== TASK DETAILS ==
The entries below are to be written out again without alteration.

:: GIVEN INFORMATION

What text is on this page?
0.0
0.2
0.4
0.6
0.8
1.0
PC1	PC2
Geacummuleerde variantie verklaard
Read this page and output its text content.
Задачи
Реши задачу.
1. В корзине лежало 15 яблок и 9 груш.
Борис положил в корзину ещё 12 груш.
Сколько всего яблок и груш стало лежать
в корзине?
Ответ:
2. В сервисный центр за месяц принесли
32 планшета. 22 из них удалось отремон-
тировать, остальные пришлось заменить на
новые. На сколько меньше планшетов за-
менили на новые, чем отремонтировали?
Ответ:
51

::::

== WRITTEN SOLUTION ==
What text is on this page?
0.0
0.2
0.4
0.6
0.8
1.0
PC1	PC2
Geacummuleerde variantie verklaard
Read this page and output its text content.
Задачи
Реши задачу.
1. В корзине лежало 15 яблок и 9 груш.
Борис положил в корзину ещё 12 груш.
Сколько всего яблок и груш стало лежать
в корзине?
Ответ:
2. В сервисный центр за месяц принесли
32 планшета. 22 из них удалось отремон-
тировать, остальные пришлось заменить на
новые. На сколько меньше планшетов за-
менили на новые, чем отремонтировали?
Ответ:
51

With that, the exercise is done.